Records about charts and figures
________________________________________
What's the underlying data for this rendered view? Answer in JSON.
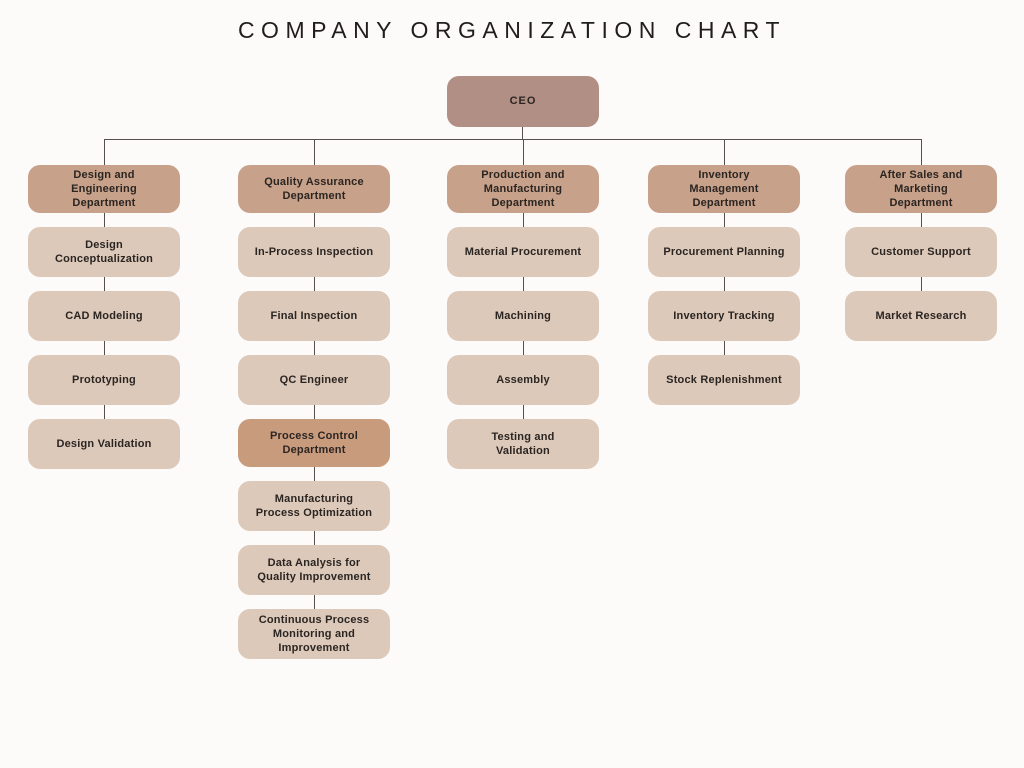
{
  "title": "COMPANY ORGANIZATION CHART",
  "ceo": {
    "label": "CEO"
  },
  "columns": [
    {
      "nodes": [
        {
          "label": "Design and\nEngineering\nDepartment",
          "type": "department"
        },
        {
          "label": "Design\nConceptualization",
          "type": "item"
        },
        {
          "label": "CAD Modeling",
          "type": "item"
        },
        {
          "label": "Prototyping",
          "type": "item"
        },
        {
          "label": "Design Validation",
          "type": "item"
        }
      ]
    },
    {
      "nodes": [
        {
          "label": "Quality Assurance\nDepartment",
          "type": "department"
        },
        {
          "label": "In-Process Inspection",
          "type": "item"
        },
        {
          "label": "Final Inspection",
          "type": "item"
        },
        {
          "label": "QC Engineer",
          "type": "item"
        },
        {
          "label": "Process Control\nDepartment",
          "type": "subdepartment"
        },
        {
          "label": "Manufacturing\nProcess Optimization",
          "type": "item"
        },
        {
          "label": "Data Analysis for\nQuality Improvement",
          "type": "item"
        },
        {
          "label": "Continuous Process\nMonitoring and\nImprovement",
          "type": "item"
        }
      ]
    },
    {
      "nodes": [
        {
          "label": "Production and\nManufacturing\nDepartment",
          "type": "department"
        },
        {
          "label": "Material Procurement",
          "type": "item"
        },
        {
          "label": "Machining",
          "type": "item"
        },
        {
          "label": "Assembly",
          "type": "item"
        },
        {
          "label": "Testing and\nValidation",
          "type": "item"
        }
      ]
    },
    {
      "nodes": [
        {
          "label": "Inventory\nManagement\nDepartment",
          "type": "department"
        },
        {
          "label": "Procurement Planning",
          "type": "item"
        },
        {
          "label": "Inventory Tracking",
          "type": "item"
        },
        {
          "label": "Stock Replenishment",
          "type": "item"
        }
      ]
    },
    {
      "nodes": [
        {
          "label": "After Sales and\nMarketing\nDepartment",
          "type": "department"
        },
        {
          "label": "Customer Support",
          "type": "item"
        },
        {
          "label": "Market Research",
          "type": "item"
        }
      ]
    }
  ],
  "colors": {
    "background": "#fcfbf9",
    "ceo_fill": "#b18f85",
    "department_fill": "#c7a189",
    "subdepartment_fill": "#c99b7d",
    "item_fill": "#dcc9ba",
    "connector_line": "#55504c",
    "node_text": "#2b2522",
    "title_text": "#211d1e"
  }
}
________________________________________
__Work instructions__: Filter the entries down to the lines with the word "nDepartment" in them.

__Result for this exercise__:
          "label": "Design and\nEngineering\nDepartment",
          "label": "Quality Assurance\nDepartment",
          "label": "Process Control\nDepartment",
          "label": "Production and\nManufacturing\nDepartment",
          "label": "Inventory\nManagement\nDepartment",
          "label": "After Sales and\nMarketing\nDepartment",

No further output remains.